◆ Listed entries:
========================================
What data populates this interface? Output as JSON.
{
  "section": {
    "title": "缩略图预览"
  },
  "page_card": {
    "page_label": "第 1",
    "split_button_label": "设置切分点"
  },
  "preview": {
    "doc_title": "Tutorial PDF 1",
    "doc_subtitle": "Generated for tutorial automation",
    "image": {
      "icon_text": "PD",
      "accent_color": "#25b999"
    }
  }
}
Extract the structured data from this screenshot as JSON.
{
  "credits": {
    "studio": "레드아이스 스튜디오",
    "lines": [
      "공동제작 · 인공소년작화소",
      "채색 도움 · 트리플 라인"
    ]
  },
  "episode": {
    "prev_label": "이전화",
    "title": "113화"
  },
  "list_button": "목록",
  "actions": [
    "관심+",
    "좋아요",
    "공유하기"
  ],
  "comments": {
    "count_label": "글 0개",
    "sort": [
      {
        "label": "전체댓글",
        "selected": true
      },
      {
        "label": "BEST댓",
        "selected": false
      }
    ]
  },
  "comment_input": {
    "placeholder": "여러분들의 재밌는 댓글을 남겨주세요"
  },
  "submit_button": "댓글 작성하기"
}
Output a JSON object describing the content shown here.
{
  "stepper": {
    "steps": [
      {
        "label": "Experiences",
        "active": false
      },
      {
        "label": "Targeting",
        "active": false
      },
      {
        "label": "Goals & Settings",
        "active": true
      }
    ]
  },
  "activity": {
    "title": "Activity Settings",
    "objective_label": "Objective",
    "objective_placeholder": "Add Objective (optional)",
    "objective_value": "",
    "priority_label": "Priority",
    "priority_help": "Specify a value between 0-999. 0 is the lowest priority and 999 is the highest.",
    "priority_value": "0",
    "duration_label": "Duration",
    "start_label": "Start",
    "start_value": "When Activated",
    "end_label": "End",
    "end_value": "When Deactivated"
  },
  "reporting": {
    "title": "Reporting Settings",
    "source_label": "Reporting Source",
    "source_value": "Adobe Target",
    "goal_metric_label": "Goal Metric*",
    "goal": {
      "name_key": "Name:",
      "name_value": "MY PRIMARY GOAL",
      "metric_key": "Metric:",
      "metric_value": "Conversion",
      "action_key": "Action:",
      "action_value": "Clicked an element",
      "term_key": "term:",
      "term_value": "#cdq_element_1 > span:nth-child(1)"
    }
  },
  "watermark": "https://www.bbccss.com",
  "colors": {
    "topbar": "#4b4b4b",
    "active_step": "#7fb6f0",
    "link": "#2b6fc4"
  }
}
========================================
◆ The request: Determine the number of lines in the listing that hold the word "data", and supply that number and nothing further.

◆ Reply to the exercise: 2